-- start of Records shown --

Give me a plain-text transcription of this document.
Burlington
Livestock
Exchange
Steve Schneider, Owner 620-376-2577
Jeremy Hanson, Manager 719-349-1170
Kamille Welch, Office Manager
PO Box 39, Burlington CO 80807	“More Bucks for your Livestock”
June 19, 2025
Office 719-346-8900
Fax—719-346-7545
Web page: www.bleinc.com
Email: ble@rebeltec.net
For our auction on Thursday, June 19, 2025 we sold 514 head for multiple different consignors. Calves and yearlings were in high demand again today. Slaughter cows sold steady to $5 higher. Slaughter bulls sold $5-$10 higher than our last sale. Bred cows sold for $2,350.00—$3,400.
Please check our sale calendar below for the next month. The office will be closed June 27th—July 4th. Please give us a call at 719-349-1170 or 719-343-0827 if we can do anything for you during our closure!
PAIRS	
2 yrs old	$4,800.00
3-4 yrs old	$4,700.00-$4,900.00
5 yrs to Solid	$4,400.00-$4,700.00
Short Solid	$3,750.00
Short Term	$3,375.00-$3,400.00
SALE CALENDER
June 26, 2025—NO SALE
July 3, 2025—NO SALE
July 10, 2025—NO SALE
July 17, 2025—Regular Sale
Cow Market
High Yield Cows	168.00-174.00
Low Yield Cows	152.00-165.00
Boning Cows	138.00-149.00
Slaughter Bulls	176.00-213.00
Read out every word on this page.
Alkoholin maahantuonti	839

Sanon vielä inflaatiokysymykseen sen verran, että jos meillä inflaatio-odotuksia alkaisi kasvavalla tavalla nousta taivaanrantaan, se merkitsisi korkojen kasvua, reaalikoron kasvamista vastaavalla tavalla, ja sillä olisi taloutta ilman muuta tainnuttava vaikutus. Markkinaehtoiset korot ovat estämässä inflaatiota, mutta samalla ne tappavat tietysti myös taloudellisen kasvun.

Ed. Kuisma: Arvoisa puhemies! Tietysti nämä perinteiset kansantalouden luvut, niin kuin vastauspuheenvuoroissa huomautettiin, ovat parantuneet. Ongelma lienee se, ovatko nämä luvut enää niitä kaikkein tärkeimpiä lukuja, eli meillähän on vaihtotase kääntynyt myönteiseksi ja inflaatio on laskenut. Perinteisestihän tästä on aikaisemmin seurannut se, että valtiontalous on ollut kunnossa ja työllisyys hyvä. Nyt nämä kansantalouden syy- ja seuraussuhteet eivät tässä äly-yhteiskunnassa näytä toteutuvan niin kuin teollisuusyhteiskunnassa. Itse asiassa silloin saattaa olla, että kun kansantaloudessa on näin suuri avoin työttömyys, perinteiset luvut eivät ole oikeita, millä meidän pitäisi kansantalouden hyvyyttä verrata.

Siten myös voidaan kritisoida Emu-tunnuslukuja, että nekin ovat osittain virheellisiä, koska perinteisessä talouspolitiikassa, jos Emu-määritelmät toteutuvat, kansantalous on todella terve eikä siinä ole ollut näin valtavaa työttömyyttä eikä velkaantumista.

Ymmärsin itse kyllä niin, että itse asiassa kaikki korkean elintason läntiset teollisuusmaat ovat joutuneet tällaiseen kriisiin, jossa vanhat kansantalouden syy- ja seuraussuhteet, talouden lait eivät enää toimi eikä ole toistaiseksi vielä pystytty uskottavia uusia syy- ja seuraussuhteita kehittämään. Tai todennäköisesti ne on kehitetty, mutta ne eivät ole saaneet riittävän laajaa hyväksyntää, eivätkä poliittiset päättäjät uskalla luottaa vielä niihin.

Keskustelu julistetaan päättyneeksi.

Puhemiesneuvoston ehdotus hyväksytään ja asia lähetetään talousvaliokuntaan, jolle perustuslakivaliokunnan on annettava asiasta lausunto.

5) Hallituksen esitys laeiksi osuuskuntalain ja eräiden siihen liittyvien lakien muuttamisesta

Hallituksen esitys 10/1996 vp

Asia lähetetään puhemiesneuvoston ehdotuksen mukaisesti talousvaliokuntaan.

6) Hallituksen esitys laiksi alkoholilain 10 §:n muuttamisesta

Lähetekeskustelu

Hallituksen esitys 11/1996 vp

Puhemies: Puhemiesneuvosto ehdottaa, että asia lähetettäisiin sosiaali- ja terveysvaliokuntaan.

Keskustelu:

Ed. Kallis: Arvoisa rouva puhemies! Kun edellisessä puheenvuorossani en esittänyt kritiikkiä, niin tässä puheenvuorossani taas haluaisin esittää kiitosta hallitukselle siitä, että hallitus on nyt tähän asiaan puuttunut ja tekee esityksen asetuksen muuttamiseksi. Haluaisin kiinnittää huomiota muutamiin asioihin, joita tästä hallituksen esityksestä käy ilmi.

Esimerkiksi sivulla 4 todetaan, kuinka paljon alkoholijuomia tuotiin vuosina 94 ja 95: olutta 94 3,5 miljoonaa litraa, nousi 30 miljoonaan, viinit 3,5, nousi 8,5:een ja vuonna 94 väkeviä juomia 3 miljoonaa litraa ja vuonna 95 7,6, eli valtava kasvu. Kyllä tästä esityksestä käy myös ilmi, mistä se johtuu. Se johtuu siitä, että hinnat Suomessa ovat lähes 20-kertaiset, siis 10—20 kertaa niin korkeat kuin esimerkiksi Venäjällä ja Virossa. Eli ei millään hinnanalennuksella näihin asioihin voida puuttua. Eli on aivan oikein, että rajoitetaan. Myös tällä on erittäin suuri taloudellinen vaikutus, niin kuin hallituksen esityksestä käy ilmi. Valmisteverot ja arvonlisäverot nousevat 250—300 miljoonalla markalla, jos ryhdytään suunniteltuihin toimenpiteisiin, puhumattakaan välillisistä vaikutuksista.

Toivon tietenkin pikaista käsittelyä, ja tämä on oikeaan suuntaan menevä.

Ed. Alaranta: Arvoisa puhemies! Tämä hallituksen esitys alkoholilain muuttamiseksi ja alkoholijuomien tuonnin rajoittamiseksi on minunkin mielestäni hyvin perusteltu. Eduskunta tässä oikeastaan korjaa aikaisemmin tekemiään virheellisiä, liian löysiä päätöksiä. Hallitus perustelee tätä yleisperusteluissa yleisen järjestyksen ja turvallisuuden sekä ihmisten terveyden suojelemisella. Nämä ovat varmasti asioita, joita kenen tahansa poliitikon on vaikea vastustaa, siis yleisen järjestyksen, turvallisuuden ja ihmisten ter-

-- end of Records shown --

▶ _Goal of the exercise_
Reproduce the material above without altering a single character.

▶ _Solution below_
Give me a plain-text transcription of this document.
Burlington
Livestock
Exchange
Steve Schneider, Owner 620-376-2577
Jeremy Hanson, Manager 719-349-1170
Kamille Welch, Office Manager
PO Box 39, Burlington CO 80807	“More Bucks for your Livestock”
June 19, 2025
Office 719-346-8900
Fax—719-346-7545
Web page: www.bleinc.com
Email: ble@rebeltec.net
For our auction on Thursday, June 19, 2025 we sold 514 head for multiple different consignors. Calves and yearlings were in high demand again today. Slaughter cows sold steady to $5 higher. Slaughter bulls sold $5-$10 higher than our last sale. Bred cows sold for $2,350.00—$3,400.
Please check our sale calendar below for the next month. The office will be closed June 27th—July 4th. Please give us a call at 719-349-1170 or 719-343-0827 if we can do anything for you during our closure!
PAIRS	
2 yrs old	$4,800.00
3-4 yrs old	$4,700.00-$4,900.00
5 yrs to Solid	$4,400.00-$4,700.00
Short Solid	$3,750.00
Short Term	$3,375.00-$3,400.00
SALE CALENDER
June 26, 2025—NO SALE
July 3, 2025—NO SALE
July 10, 2025—NO SALE
July 17, 2025—Regular Sale
Cow Market
High Yield Cows	168.00-174.00
Low Yield Cows	152.00-165.00
Boning Cows	138.00-149.00
Slaughter Bulls	176.00-213.00
Read out every word on this page.
Alkoholin maahantuonti	839

Sanon vielä inflaatiokysymykseen sen verran, että jos meillä inflaatio-odotuksia alkaisi kasvavalla tavalla nousta taivaanrantaan, se merkitsisi korkojen kasvua, reaalikoron kasvamista vastaavalla tavalla, ja sillä olisi taloutta ilman muuta tainnuttava vaikutus. Markkinaehtoiset korot ovat estämässä inflaatiota, mutta samalla ne tappavat tietysti myös taloudellisen kasvun.

Ed. Kuisma: Arvoisa puhemies! Tietysti nämä perinteiset kansantalouden luvut, niin kuin vastauspuheenvuoroissa huomautettiin, ovat parantuneet. Ongelma lienee se, ovatko nämä luvut enää niitä kaikkein tärkeimpiä lukuja, eli meillähän on vaihtotase kääntynyt myönteiseksi ja inflaatio on laskenut. Perinteisestihän tästä on aikaisemmin seurannut se, että valtiontalous on ollut kunnossa ja työllisyys hyvä. Nyt nämä kansantalouden syy- ja seuraussuhteet eivät tässä äly-yhteiskunnassa näytä toteutuvan niin kuin teollisuusyhteiskunnassa. Itse asiassa silloin saattaa olla, että kun kansantaloudessa on näin suuri avoin työttömyys, perinteiset luvut eivät ole oikeita, millä meidän pitäisi kansantalouden hyvyyttä verrata.

Siten myös voidaan kritisoida Emu-tunnuslukuja, että nekin ovat osittain virheellisiä, koska perinteisessä talouspolitiikassa, jos Emu-määritelmät toteutuvat, kansantalous on todella terve eikä siinä ole ollut näin valtavaa työttömyyttä eikä velkaantumista.

Ymmärsin itse kyllä niin, että itse asiassa kaikki korkean elintason läntiset teollisuusmaat ovat joutuneet tällaiseen kriisiin, jossa vanhat kansantalouden syy- ja seuraussuhteet, talouden lait eivät enää toimi eikä ole toistaiseksi vielä pystytty uskottavia uusia syy- ja seuraussuhteita kehittämään. Tai todennäköisesti ne on kehitetty, mutta ne eivät ole saaneet riittävän laajaa hyväksyntää, eivätkä poliittiset päättäjät uskalla luottaa vielä niihin.

Keskustelu julistetaan päättyneeksi.

Puhemiesneuvoston ehdotus hyväksytään ja asia lähetetään talousvaliokuntaan, jolle perustuslakivaliokunnan on annettava asiasta lausunto.

5) Hallituksen esitys laeiksi osuuskuntalain ja eräiden siihen liittyvien lakien muuttamisesta

Hallituksen esitys 10/1996 vp

Asia lähetetään puhemiesneuvoston ehdotuksen mukaisesti talousvaliokuntaan.

6) Hallituksen esitys laiksi alkoholilain 10 §:n muuttamisesta

Lähetekeskustelu

Hallituksen esitys 11/1996 vp

Puhemies: Puhemiesneuvosto ehdottaa, että asia lähetettäisiin sosiaali- ja terveysvaliokuntaan.

Keskustelu:

Ed. Kallis: Arvoisa rouva puhemies! Kun edellisessä puheenvuorossani en esittänyt kritiikkiä, niin tässä puheenvuorossani taas haluaisin esittää kiitosta hallitukselle siitä, että hallitus on nyt tähän asiaan puuttunut ja tekee esityksen asetuksen muuttamiseksi. Haluaisin kiinnittää huomiota muutamiin asioihin, joita tästä hallituksen esityksestä käy ilmi.

Esimerkiksi sivulla 4 todetaan, kuinka paljon alkoholijuomia tuotiin vuosina 94 ja 95: olutta 94 3,5 miljoonaa litraa, nousi 30 miljoonaan, viinit 3,5, nousi 8,5:een ja vuonna 94 väkeviä juomia 3 miljoonaa litraa ja vuonna 95 7,6, eli valtava kasvu. Kyllä tästä esityksestä käy myös ilmi, mistä se johtuu. Se johtuu siitä, että hinnat Suomessa ovat lähes 20-kertaiset, siis 10—20 kertaa niin korkeat kuin esimerkiksi Venäjällä ja Virossa. Eli ei millään hinnanalennuksella näihin asioihin voida puuttua. Eli on aivan oikein, että rajoitetaan. Myös tällä on erittäin suuri taloudellinen vaikutus, niin kuin hallituksen esityksestä käy ilmi. Valmisteverot ja arvonlisäverot nousevat 250—300 miljoonalla markalla, jos ryhdytään suunniteltuihin toimenpiteisiin, puhumattakaan välillisistä vaikutuksista.

Toivon tietenkin pikaista käsittelyä, ja tämä on oikeaan suuntaan menevä.

Ed. Alaranta: Arvoisa puhemies! Tämä hallituksen esitys alkoholilain muuttamiseksi ja alkoholijuomien tuonnin rajoittamiseksi on minunkin mielestäni hyvin perusteltu. Eduskunta tässä oikeastaan korjaa aikaisemmin tekemiään virheellisiä, liian löysiä päätöksiä. Hallitus perustelee tätä yleisperusteluissa yleisen järjestyksen ja turvallisuuden sekä ihmisten terveyden suojelemisella. Nämä ovat varmasti asioita, joita kenen tahansa poliitikon on vaikea vastustaa, siis yleisen järjestyksen, turvallisuuden ja ihmisten ter-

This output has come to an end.